Collected data entries =>
[start]
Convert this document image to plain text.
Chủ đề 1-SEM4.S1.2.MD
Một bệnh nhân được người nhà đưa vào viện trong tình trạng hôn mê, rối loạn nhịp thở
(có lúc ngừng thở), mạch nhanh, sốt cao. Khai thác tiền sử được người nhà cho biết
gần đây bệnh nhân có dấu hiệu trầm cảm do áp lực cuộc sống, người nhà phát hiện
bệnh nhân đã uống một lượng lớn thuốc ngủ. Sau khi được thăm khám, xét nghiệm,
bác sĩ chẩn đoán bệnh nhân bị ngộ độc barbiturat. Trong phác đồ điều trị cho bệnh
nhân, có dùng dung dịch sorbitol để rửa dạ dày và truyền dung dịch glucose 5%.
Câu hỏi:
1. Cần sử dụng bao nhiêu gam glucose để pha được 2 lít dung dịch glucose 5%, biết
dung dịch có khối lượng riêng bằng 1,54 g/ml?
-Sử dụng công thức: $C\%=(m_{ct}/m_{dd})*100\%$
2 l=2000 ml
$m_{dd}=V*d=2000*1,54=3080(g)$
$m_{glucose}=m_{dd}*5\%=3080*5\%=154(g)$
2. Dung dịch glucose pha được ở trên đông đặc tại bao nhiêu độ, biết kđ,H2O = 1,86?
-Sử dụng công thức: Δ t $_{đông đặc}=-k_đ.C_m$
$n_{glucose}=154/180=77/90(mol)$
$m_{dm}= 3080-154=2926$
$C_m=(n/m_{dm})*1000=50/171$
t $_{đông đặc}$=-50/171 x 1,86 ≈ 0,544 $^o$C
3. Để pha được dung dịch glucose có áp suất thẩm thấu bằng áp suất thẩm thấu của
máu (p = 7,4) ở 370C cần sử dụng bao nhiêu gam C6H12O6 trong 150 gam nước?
[end]
Extract each entry in full, exactly as given.

Convert this document image to plain text.
Chủ đề 1-SEM4.S1.2.MD
Một bệnh nhân được người nhà đưa vào viện trong tình trạng hôn mê, rối loạn nhịp thở
(có lúc ngừng thở), mạch nhanh, sốt cao. Khai thác tiền sử được người nhà cho biết
gần đây bệnh nhân có dấu hiệu trầm cảm do áp lực cuộc sống, người nhà phát hiện
bệnh nhân đã uống một lượng lớn thuốc ngủ. Sau khi được thăm khám, xét nghiệm,
bác sĩ chẩn đoán bệnh nhân bị ngộ độc barbiturat. Trong phác đồ điều trị cho bệnh
nhân, có dùng dung dịch sorbitol để rửa dạ dày và truyền dung dịch glucose 5%.
Câu hỏi:
1. Cần sử dụng bao nhiêu gam glucose để pha được 2 lít dung dịch glucose 5%, biết
dung dịch có khối lượng riêng bằng 1,54 g/ml?
-Sử dụng công thức: $C\%=(m_{ct}/m_{dd})*100\%$
2 l=2000 ml
$m_{dd}=V*d=2000*1,54=3080(g)$
$m_{glucose}=m_{dd}*5\%=3080*5\%=154(g)$
2. Dung dịch glucose pha được ở trên đông đặc tại bao nhiêu độ, biết kđ,H2O = 1,86?
-Sử dụng công thức: Δ t $_{đông đặc}=-k_đ.C_m$
$n_{glucose}=154/180=77/90(mol)$
$m_{dm}= 3080-154=2926$
$C_m=(n/m_{dm})*1000=50/171$
t $_{đông đặc}$=-50/171 x 1,86 ≈ 0,544 $^o$C
3. Để pha được dung dịch glucose có áp suất thẩm thấu bằng áp suất thẩm thấu của
máu (p = 7,4) ở 370C cần sử dụng bao nhiêu gam C6H12O6 trong 150 gam nước?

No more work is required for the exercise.